▸ Stored rows:
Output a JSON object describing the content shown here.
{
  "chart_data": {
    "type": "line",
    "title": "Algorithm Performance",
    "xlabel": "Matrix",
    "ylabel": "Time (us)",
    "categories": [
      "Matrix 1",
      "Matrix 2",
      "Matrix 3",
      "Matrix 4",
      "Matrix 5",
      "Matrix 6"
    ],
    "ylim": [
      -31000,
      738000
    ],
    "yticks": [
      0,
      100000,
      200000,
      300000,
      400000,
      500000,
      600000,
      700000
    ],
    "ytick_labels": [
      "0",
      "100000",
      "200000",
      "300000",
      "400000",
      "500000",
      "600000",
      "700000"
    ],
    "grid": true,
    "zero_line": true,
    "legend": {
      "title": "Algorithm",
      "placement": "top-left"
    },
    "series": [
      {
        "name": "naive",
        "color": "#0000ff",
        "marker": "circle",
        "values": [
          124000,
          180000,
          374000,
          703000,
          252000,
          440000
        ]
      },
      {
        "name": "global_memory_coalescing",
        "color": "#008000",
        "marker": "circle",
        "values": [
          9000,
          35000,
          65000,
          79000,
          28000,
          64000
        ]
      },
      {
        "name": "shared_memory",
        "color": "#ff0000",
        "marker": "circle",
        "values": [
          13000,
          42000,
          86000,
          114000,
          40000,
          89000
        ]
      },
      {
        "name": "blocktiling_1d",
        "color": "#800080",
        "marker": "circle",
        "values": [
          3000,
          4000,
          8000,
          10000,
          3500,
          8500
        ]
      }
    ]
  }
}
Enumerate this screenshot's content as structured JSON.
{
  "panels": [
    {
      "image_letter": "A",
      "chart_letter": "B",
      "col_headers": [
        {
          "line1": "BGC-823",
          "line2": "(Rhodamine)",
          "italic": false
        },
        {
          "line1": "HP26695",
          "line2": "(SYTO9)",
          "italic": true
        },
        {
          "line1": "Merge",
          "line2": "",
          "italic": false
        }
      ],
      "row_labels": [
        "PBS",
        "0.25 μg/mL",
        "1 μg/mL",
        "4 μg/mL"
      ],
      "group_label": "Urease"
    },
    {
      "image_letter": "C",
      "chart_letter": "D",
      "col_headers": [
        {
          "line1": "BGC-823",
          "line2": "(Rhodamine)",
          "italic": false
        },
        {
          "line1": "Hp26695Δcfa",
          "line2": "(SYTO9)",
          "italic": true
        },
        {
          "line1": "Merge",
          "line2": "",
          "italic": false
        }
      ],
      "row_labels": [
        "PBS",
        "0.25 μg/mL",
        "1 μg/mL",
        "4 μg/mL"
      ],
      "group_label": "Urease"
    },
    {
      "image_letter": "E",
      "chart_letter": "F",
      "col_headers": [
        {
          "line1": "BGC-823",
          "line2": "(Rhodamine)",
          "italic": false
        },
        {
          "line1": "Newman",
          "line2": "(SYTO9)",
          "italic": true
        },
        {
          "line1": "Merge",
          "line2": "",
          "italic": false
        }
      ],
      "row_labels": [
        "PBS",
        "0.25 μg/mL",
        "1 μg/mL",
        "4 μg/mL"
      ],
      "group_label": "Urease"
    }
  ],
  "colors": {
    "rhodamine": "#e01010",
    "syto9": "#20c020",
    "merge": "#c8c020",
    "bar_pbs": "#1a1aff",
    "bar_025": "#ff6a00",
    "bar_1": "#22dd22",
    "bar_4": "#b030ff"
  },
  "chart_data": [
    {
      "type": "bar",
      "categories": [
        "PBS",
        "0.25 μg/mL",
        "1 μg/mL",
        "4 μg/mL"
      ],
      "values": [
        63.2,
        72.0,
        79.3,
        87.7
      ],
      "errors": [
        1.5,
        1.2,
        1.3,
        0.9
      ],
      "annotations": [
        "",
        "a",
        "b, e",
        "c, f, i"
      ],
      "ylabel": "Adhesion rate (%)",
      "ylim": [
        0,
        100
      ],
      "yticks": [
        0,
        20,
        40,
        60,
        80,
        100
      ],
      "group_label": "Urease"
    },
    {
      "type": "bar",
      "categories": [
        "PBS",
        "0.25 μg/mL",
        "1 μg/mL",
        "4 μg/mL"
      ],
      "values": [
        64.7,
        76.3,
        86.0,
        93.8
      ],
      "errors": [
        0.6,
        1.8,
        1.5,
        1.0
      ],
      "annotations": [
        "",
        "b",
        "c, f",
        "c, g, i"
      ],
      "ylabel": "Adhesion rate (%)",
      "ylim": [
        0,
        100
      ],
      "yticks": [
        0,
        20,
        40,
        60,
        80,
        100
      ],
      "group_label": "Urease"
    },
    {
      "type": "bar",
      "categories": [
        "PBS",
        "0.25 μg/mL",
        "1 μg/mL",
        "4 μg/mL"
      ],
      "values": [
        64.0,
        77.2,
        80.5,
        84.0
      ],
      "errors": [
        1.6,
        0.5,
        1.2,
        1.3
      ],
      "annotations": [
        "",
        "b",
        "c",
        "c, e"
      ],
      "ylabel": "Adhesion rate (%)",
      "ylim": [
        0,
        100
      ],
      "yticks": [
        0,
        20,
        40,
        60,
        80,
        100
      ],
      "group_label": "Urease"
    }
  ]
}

▸ Given problem: Print out every record again, exactly and in full.

▸ Exercise output:
Output a JSON object describing the content shown here.
{
  "chart_data": {
    "type": "line",
    "title": "Algorithm Performance",
    "xlabel": "Matrix",
    "ylabel": "Time (us)",
    "categories": [
      "Matrix 1",
      "Matrix 2",
      "Matrix 3",
      "Matrix 4",
      "Matrix 5",
      "Matrix 6"
    ],
    "ylim": [
      -31000,
      738000
    ],
    "yticks": [
      0,
      100000,
      200000,
      300000,
      400000,
      500000,
      600000,
      700000
    ],
    "ytick_labels": [
      "0",
      "100000",
      "200000",
      "300000",
      "400000",
      "500000",
      "600000",
      "700000"
    ],
    "grid": true,
    "zero_line": true,
    "legend": {
      "title": "Algorithm",
      "placement": "top-left"
    },
    "series": [
      {
        "name": "naive",
        "color": "#0000ff",
        "marker": "circle",
        "values": [
          124000,
          180000,
          374000,
          703000,
          252000,
          440000
        ]
      },
      {
        "name": "global_memory_coalescing",
        "color": "#008000",
        "marker": "circle",
        "values": [
          9000,
          35000,
          65000,
          79000,
          28000,
          64000
        ]
      },
      {
        "name": "shared_memory",
        "color": "#ff0000",
        "marker": "circle",
        "values": [
          13000,
          42000,
          86000,
          114000,
          40000,
          89000
        ]
      },
      {
        "name": "blocktiling_1d",
        "color": "#800080",
        "marker": "circle",
        "values": [
          3000,
          4000,
          8000,
          10000,
          3500,
          8500
        ]
      }
    ]
  }
}
Enumerate this screenshot's content as structured JSON.
{
  "panels": [
    {
      "image_letter": "A",
      "chart_letter": "B",
      "col_headers": [
        {
          "line1": "BGC-823",
          "line2": "(Rhodamine)",
          "italic": false
        },
        {
          "line1": "HP26695",
          "line2": "(SYTO9)",
          "italic": true
        },
        {
          "line1": "Merge",
          "line2": "",
          "italic": false
        }
      ],
      "row_labels": [
        "PBS",
        "0.25 μg/mL",
        "1 μg/mL",
        "4 μg/mL"
      ],
      "group_label": "Urease"
    },
    {
      "image_letter": "C",
      "chart_letter": "D",
      "col_headers": [
        {
          "line1": "BGC-823",
          "line2": "(Rhodamine)",
          "italic": false
        },
        {
          "line1": "Hp26695Δcfa",
          "line2": "(SYTO9)",
          "italic": true
        },
        {
          "line1": "Merge",
          "line2": "",
          "italic": false
        }
      ],
      "row_labels": [
        "PBS",
        "0.25 μg/mL",
        "1 μg/mL",
        "4 μg/mL"
      ],
      "group_label": "Urease"
    },
    {
      "image_letter": "E",
      "chart_letter": "F",
      "col_headers": [
        {
          "line1": "BGC-823",
          "line2": "(Rhodamine)",
          "italic": false
        },
        {
          "line1": "Newman",
          "line2": "(SYTO9)",
          "italic": true
        },
        {
          "line1": "Merge",
          "line2": "",
          "italic": false
        }
      ],
      "row_labels": [
        "PBS",
        "0.25 μg/mL",
        "1 μg/mL",
        "4 μg/mL"
      ],
      "group_label": "Urease"
    }
  ],
  "colors": {
    "rhodamine": "#e01010",
    "syto9": "#20c020",
    "merge": "#c8c020",
    "bar_pbs": "#1a1aff",
    "bar_025": "#ff6a00",
    "bar_1": "#22dd22",
    "bar_4": "#b030ff"
  },
  "chart_data": [
    {
      "type": "bar",
      "categories": [
        "PBS",
        "0.25 μg/mL",
        "1 μg/mL",
        "4 μg/mL"
      ],
      "values": [
        63.2,
        72.0,
        79.3,
        87.7
      ],
      "errors": [
        1.5,
        1.2,
        1.3,
        0.9
      ],
      "annotations": [
        "",
        "a",
        "b, e",
        "c, f, i"
      ],
      "ylabel": "Adhesion rate (%)",
      "ylim": [
        0,
        100
      ],
      "yticks": [
        0,
        20,
        40,
        60,
        80,
        100
      ],
      "group_label": "Urease"
    },
    {
      "type": "bar",
      "categories": [
        "PBS",
        "0.25 μg/mL",
        "1 μg/mL",
        "4 μg/mL"
      ],
      "values": [
        64.7,
        76.3,
        86.0,
        93.8
      ],
      "errors": [
        0.6,
        1.8,
        1.5,
        1.0
      ],
      "annotations": [
        "",
        "b",
        "c, f",
        "c, g, i"
      ],
      "ylabel": "Adhesion rate (%)",
      "ylim": [
        0,
        100
      ],
      "yticks": [
        0,
        20,
        40,
        60,
        80,
        100
      ],
      "group_label": "Urease"
    },
    {
      "type": "bar",
      "categories": [
        "PBS",
        "0.25 μg/mL",
        "1 μg/mL",
        "4 μg/mL"
      ],
      "values": [
        64.0,
        77.2,
        80.5,
        84.0
      ],
      "errors": [
        1.6,
        0.5,
        1.2,
        1.3
      ],
      "annotations": [
        "",
        "b",
        "c",
        "c, e"
      ],
      "ylabel": "Adhesion rate (%)",
      "ylim": [
        0,
        100
      ],
      "yticks": [
        0,
        20,
        40,
        60,
        80,
        100
      ],
      "group_label": "Urease"
    }
  ]
}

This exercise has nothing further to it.